### Information shown ###

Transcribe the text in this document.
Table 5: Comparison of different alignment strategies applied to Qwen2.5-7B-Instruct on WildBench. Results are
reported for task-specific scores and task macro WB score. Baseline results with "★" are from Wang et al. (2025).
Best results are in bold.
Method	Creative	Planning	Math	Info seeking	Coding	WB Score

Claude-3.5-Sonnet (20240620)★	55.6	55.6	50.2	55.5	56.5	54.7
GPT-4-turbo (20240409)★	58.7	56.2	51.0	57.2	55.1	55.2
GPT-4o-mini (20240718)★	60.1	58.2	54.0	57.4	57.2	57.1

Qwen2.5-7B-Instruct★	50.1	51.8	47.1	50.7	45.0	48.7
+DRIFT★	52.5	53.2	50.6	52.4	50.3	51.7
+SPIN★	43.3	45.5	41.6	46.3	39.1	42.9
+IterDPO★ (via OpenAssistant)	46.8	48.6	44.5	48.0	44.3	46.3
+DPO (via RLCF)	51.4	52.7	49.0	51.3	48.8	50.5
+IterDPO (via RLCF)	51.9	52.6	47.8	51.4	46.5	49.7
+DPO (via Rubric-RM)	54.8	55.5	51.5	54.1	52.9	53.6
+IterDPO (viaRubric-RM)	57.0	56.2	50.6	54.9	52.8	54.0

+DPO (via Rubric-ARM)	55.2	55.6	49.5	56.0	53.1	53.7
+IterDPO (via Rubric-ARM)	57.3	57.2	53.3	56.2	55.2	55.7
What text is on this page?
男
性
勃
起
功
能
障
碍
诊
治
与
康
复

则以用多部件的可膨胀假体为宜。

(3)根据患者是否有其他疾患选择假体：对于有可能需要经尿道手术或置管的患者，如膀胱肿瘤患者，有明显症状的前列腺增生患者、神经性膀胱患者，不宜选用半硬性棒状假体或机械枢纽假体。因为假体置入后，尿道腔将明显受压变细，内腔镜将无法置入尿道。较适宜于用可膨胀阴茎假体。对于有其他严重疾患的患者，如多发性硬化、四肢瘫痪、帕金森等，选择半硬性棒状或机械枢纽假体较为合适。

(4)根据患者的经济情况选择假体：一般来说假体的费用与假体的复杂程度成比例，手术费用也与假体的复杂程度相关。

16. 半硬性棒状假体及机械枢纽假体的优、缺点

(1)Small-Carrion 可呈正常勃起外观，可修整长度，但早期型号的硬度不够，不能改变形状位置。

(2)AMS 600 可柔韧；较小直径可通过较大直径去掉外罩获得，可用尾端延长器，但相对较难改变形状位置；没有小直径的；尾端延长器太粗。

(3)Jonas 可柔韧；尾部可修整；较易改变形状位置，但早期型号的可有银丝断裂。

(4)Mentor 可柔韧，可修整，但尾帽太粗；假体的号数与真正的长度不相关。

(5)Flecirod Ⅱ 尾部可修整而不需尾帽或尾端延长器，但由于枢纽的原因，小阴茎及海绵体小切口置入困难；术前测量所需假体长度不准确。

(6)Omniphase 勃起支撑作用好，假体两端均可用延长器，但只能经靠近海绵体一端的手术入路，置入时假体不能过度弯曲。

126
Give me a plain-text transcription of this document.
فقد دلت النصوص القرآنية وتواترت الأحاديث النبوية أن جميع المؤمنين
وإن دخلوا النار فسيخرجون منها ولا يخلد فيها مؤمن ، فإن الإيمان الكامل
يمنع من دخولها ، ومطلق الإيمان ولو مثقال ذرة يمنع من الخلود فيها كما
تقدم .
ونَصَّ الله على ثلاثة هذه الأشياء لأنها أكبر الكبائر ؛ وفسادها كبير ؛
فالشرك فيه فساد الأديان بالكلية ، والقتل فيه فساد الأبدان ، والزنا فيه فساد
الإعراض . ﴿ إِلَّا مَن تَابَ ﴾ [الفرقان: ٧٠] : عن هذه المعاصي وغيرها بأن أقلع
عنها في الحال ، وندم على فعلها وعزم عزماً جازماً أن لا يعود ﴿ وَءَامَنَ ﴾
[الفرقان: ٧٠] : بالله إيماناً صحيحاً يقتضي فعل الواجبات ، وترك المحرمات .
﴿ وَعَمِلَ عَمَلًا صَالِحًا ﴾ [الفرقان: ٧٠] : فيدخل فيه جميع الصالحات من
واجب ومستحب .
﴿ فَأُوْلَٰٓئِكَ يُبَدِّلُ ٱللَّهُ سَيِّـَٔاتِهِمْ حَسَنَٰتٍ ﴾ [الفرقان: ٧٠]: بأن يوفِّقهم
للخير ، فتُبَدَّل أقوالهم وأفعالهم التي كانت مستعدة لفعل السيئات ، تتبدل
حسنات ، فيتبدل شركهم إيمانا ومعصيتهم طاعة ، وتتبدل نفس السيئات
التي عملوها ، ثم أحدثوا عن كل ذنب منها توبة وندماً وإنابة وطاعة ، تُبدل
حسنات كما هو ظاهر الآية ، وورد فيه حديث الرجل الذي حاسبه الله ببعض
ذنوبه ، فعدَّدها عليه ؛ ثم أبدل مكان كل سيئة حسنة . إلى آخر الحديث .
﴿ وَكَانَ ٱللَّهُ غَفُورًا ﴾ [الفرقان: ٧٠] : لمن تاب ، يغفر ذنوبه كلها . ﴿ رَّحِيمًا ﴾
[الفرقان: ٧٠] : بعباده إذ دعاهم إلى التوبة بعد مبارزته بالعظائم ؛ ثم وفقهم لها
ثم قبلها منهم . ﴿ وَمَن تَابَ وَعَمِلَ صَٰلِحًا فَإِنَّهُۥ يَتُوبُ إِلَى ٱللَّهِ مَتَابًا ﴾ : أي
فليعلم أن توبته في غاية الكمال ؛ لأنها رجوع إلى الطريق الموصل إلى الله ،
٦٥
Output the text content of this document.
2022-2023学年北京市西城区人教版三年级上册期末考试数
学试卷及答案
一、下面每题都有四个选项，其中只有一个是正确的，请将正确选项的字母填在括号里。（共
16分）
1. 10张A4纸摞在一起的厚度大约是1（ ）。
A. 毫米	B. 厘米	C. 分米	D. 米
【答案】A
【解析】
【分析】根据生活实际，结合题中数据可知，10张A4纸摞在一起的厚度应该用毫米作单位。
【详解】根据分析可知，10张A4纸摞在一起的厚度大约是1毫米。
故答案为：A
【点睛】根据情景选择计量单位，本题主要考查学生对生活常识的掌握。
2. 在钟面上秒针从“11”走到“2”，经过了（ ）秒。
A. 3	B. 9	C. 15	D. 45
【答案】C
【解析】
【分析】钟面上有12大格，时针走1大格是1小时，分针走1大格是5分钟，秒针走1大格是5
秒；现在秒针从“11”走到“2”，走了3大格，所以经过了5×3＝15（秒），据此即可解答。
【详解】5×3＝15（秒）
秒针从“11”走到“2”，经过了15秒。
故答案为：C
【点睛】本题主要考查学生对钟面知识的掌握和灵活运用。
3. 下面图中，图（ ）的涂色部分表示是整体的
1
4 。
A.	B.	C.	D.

###

Gather every line from the entries above where the word "السيئات" appears, and copy them.

للخير ، فتُبَدَّل أقوالهم وأفعالهم التي كانت مستعدة لفعل السيئات ، تتبدل
حسنات ، فيتبدل شركهم إيمانا ومعصيتهم طاعة ، وتتبدل نفس السيئات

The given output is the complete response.